INSTRUCTION ▸ Any pictures in the records below should be skipped; write out everything else exactly.

SUPPLIED RECORDS ▸
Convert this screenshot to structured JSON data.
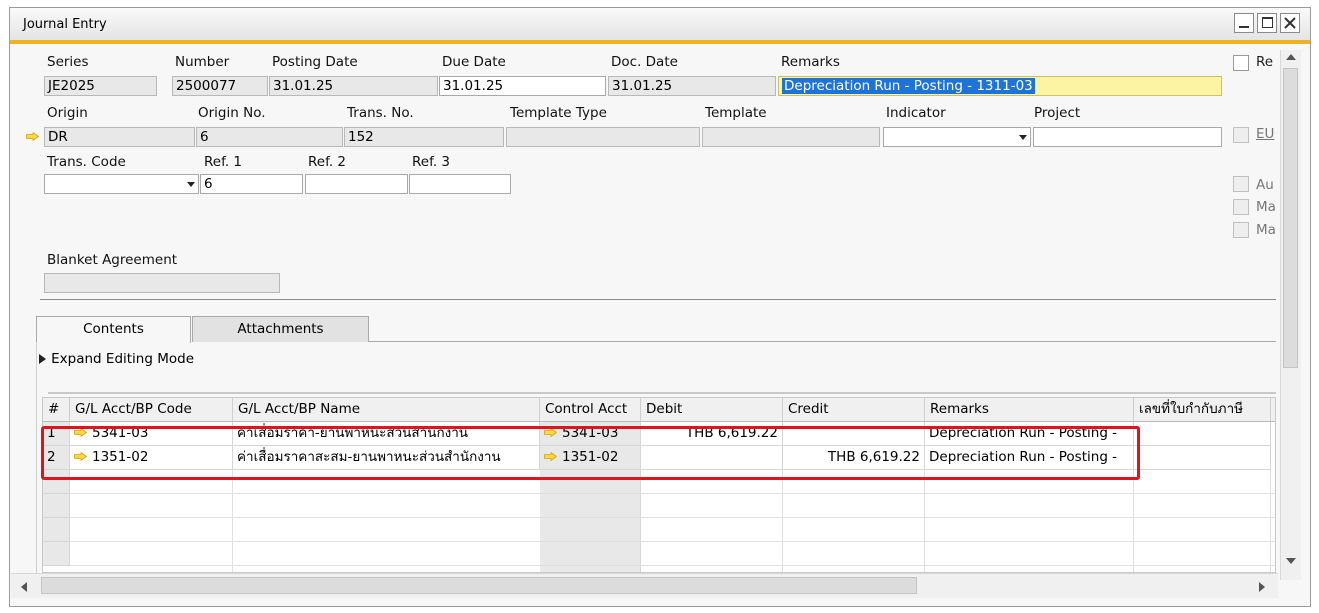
{
  "window": {
    "title": "Journal Entry"
  },
  "header": {
    "series": {
      "label": "Series",
      "value": "JE2025"
    },
    "number": {
      "label": "Number",
      "value": "2500077"
    },
    "posting_date": {
      "label": "Posting Date",
      "value": "31.01.25"
    },
    "due_date": {
      "label": "Due Date",
      "value": "31.01.25"
    },
    "doc_date": {
      "label": "Doc. Date",
      "value": "31.01.25"
    },
    "remarks": {
      "label": "Remarks",
      "value": "Depreciation Run - Posting - 1311-03"
    },
    "origin": {
      "label": "Origin",
      "value": "DR"
    },
    "origin_no": {
      "label": "Origin No.",
      "value": "6"
    },
    "trans_no": {
      "label": "Trans. No.",
      "value": "152"
    },
    "template_type": {
      "label": "Template Type",
      "value": ""
    },
    "template": {
      "label": "Template",
      "value": ""
    },
    "indicator": {
      "label": "Indicator",
      "value": ""
    },
    "project": {
      "label": "Project",
      "value": ""
    },
    "trans_code": {
      "label": "Trans. Code",
      "value": ""
    },
    "ref1": {
      "label": "Ref. 1",
      "value": "6"
    },
    "ref2": {
      "label": "Ref. 2",
      "value": ""
    },
    "ref3": {
      "label": "Ref. 3",
      "value": ""
    },
    "blanket_agreement": {
      "label": "Blanket Agreement",
      "value": ""
    }
  },
  "checkboxes": {
    "re": "Re",
    "eu": "EU",
    "au": "Au",
    "ma1": "Ma",
    "ma2": "Ma"
  },
  "tabs": {
    "contents": "Contents",
    "attachments": "Attachments"
  },
  "expand_editing_mode": "Expand Editing Mode",
  "grid": {
    "columns": [
      "#",
      "G/L Acct/BP Code",
      "G/L Acct/BP Name",
      "Control Acct",
      "Debit",
      "Credit",
      "Remarks",
      "เลขที่ใบกำกับภาษี"
    ],
    "rows": [
      {
        "num": "1",
        "code": "5341-03",
        "name": "ค่าเสื่อมราคา-ยานพาหนะส่วนสำนักงาน",
        "control": "5341-03",
        "debit": "THB 6,619.22",
        "credit": "",
        "remarks": "Depreciation Run - Posting -"
      },
      {
        "num": "2",
        "code": "1351-02",
        "name": "ค่าเสื่อมราคาสะสม-ยานพาหนะส่วนสำนักงาน",
        "control": "1351-02",
        "debit": "",
        "credit": "THB 6,619.22",
        "remarks": "Depreciation Run - Posting -"
      }
    ]
  },
  "colors": {
    "title_accent": "#f2b11f",
    "highlight_box": "#e0141e",
    "arrow": "#f5c518",
    "selection": "#1e73d6"
  }
}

RESULT ▸
Convert this screenshot to structured JSON data.
{
  "window": {
    "title": "Journal Entry"
  },
  "header": {
    "series": {
      "label": "Series",
      "value": "JE2025"
    },
    "number": {
      "label": "Number",
      "value": "2500077"
    },
    "posting_date": {
      "label": "Posting Date",
      "value": "31.01.25"
    },
    "due_date": {
      "label": "Due Date",
      "value": "31.01.25"
    },
    "doc_date": {
      "label": "Doc. Date",
      "value": "31.01.25"
    },
    "remarks": {
      "label": "Remarks",
      "value": "Depreciation Run - Posting - 1311-03"
    },
    "origin": {
      "label": "Origin",
      "value": "DR"
    },
    "origin_no": {
      "label": "Origin No.",
      "value": "6"
    },
    "trans_no": {
      "label": "Trans. No.",
      "value": "152"
    },
    "template_type": {
      "label": "Template Type",
      "value": ""
    },
    "template": {
      "label": "Template",
      "value": ""
    },
    "indicator": {
      "label": "Indicator",
      "value": ""
    },
    "project": {
      "label": "Project",
      "value": ""
    },
    "trans_code": {
      "label": "Trans. Code",
      "value": ""
    },
    "ref1": {
      "label": "Ref. 1",
      "value": "6"
    },
    "ref2": {
      "label": "Ref. 2",
      "value": ""
    },
    "ref3": {
      "label": "Ref. 3",
      "value": ""
    },
    "blanket_agreement": {
      "label": "Blanket Agreement",
      "value": ""
    }
  },
  "checkboxes": {
    "re": "Re",
    "eu": "EU",
    "au": "Au",
    "ma1": "Ma",
    "ma2": "Ma"
  },
  "tabs": {
    "contents": "Contents",
    "attachments": "Attachments"
  },
  "expand_editing_mode": "Expand Editing Mode",
  "grid": {
    "columns": [
      "#",
      "G/L Acct/BP Code",
      "G/L Acct/BP Name",
      "Control Acct",
      "Debit",
      "Credit",
      "Remarks",
      "เลขที่ใบกำกับภาษี"
    ],
    "rows": [
      {
        "num": "1",
        "code": "5341-03",
        "name": "ค่าเสื่อมราคา-ยานพาหนะส่วนสำนักงาน",
        "control": "5341-03",
        "debit": "THB 6,619.22",
        "credit": "",
        "remarks": "Depreciation Run - Posting -"
      },
      {
        "num": "2",
        "code": "1351-02",
        "name": "ค่าเสื่อมราคาสะสม-ยานพาหนะส่วนสำนักงาน",
        "control": "1351-02",
        "debit": "",
        "credit": "THB 6,619.22",
        "remarks": "Depreciation Run - Posting -"
      }
    ]
  },
  "colors": {
    "title_accent": "#f2b11f",
    "highlight_box": "#e0141e",
    "arrow": "#f5c518",
    "selection": "#1e73d6"
  }
}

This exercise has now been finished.